* _Problem 1_
Rewrite the message from "Re: Migrating type" up to and including "back to you.", replacing "Migrating" with "Converting".
* _Problem 2_
Answer these questions about the message:
(a) To what value is the OutputKeys.VERSION property set?
(b) What does Marshall say the code comes from?
(c) How many weeks does Mario say he probably needs to finish something first?

* _Article_

-*-

Re: Migrating type system of form 6 compressed CAS binaries

Mario Juric Wed, 25 Sep 2019 12:17:01 -0700

Thanks. I will take a look at it and then I get back to you.

Cheers,
Mario














> On 25 Sep 2019, at 20:46 , Marshall Schor <[email protected]> wrote:
> 
> Here's code that works that serializes in 1.1 format.
> 
> The key idea is to set the OutputProperty OutputKeys.VERSION to "1.1".
> 
> XmiCasSerializer xmiCasSerializer = new 
> XmiCasSerializer(jCas.getTypeSystem());
> OutputStream out = new FileOutputStream(new File ("odd-doc-txt-v11.xmi"));
> try {
>  XMLSerializer xml11Serializer = new XMLSerializer(out);
>   xml11Serializer.setOutputProperty(OutputKeys.VERSION,"1.1");
>   xmiCasSerializer.serialize(jCas.getCas(), 
> xml11Serializer.getContentHandler());
>     }
> finally {
>  out.close();
> }
> 
> This is from a test case. -Marshall
> 
> On 9/25/2019 2:16 PM, Mario Juric wrote:
>> Thanks Marshall,
>> 
>> If you prefer then I can also have a look at it, although I probably need to 
>> finish something first within the next 3-4 weeks. It would probably get me 
>> faster started if you could share some of your experimental sample code.

-*-

* _Material_

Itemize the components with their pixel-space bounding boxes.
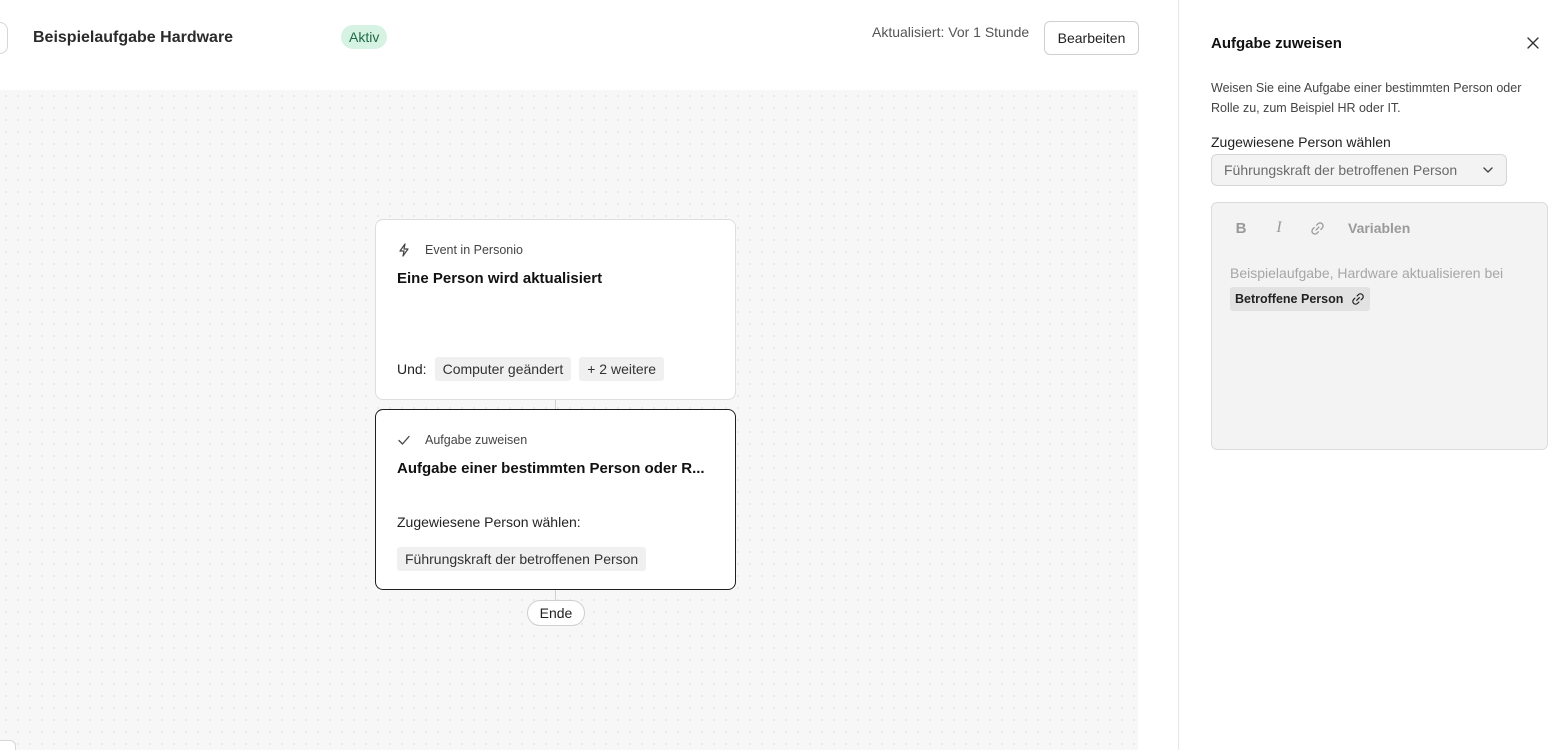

-*-

* _Correct result 1_
Re: Converting type system of form 6 compressed CAS binaries

Mario Juric Wed, 25 Sep 2019 12:17:01 -0700

Thanks. I will take a look at it and then I get back to you.

* _Correct result 2_
(a) "1.1"
(b) A test case
(c) 3-4 weeks